_DATA TO USE:_
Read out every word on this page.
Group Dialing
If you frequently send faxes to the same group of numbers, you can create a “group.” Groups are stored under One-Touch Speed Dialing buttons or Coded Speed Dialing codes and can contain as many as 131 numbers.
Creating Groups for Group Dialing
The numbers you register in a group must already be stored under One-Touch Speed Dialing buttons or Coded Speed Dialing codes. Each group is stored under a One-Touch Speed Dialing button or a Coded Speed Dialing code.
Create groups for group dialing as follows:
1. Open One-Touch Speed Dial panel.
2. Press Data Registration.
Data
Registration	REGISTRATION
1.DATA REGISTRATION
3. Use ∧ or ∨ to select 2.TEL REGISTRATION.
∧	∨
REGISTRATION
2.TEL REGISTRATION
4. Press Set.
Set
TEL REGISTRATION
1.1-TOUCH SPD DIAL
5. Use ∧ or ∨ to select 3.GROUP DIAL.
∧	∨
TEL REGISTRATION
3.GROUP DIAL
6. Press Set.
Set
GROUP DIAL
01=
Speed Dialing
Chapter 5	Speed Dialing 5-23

_REQUIRED TASK:_ Go through the records and print each one exactly.

_OUTPUT FOR THIS TASK:_
Read out every word on this page.
Group Dialing
If you frequently send faxes to the same group of numbers, you can create a “group.” Groups are stored under One-Touch Speed Dialing buttons or Coded Speed Dialing codes and can contain as many as 131 numbers.
Creating Groups for Group Dialing
The numbers you register in a group must already be stored under One-Touch Speed Dialing buttons or Coded Speed Dialing codes. Each group is stored under a One-Touch Speed Dialing button or a Coded Speed Dialing code.
Create groups for group dialing as follows:
1. Open One-Touch Speed Dial panel.
2. Press Data Registration.
Data
Registration	REGISTRATION
1.DATA REGISTRATION
3. Use ∧ or ∨ to select 2.TEL REGISTRATION.
∧	∨
REGISTRATION
2.TEL REGISTRATION
4. Press Set.
Set
TEL REGISTRATION
1.1-TOUCH SPD DIAL
5. Use ∧ or ∨ to select 3.GROUP DIAL.
∧	∨
TEL REGISTRATION
3.GROUP DIAL
6. Press Set.
Set
GROUP DIAL
01=
Speed Dialing
Chapter 5	Speed Dialing 5-23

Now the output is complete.